__What is asked__
Each line that includes the word "values" counts once; give the total and nothing more.

__Excerpted data__
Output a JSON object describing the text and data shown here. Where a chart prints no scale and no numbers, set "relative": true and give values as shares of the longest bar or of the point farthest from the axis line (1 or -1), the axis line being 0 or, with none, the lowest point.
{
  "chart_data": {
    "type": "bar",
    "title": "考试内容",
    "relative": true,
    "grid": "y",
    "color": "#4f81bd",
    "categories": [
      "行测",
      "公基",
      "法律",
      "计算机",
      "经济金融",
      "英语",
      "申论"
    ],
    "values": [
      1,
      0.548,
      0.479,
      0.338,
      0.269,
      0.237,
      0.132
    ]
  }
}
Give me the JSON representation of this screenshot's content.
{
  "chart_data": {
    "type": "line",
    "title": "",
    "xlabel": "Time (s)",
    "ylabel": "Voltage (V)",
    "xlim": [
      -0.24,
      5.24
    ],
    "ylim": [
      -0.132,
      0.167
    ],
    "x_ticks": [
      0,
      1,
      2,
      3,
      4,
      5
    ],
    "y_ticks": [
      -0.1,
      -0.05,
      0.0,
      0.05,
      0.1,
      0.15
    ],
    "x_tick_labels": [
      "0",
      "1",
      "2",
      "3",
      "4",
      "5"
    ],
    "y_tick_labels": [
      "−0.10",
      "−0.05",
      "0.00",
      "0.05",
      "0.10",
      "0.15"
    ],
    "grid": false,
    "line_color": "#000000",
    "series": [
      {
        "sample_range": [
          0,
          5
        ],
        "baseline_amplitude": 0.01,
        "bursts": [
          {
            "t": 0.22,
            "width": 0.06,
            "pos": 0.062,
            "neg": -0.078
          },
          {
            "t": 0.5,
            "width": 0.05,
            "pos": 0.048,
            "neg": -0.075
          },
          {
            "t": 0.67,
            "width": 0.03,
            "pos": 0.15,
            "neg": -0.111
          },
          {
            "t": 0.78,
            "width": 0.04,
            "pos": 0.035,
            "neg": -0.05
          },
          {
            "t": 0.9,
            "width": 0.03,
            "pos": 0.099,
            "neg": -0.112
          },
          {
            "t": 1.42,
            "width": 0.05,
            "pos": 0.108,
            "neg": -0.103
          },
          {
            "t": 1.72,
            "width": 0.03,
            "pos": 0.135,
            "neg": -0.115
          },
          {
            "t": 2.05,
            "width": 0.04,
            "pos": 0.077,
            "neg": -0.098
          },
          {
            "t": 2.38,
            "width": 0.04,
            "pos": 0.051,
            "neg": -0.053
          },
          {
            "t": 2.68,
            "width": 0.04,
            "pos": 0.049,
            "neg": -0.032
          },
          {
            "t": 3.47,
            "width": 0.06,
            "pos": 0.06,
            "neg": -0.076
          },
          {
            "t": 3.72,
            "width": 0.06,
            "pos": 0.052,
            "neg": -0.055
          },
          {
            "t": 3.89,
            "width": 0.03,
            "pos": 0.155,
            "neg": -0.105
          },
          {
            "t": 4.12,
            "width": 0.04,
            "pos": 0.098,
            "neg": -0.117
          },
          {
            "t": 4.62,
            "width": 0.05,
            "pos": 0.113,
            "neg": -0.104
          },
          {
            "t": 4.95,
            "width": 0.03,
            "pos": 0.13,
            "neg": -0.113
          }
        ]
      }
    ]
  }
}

__Solution to the problem__
2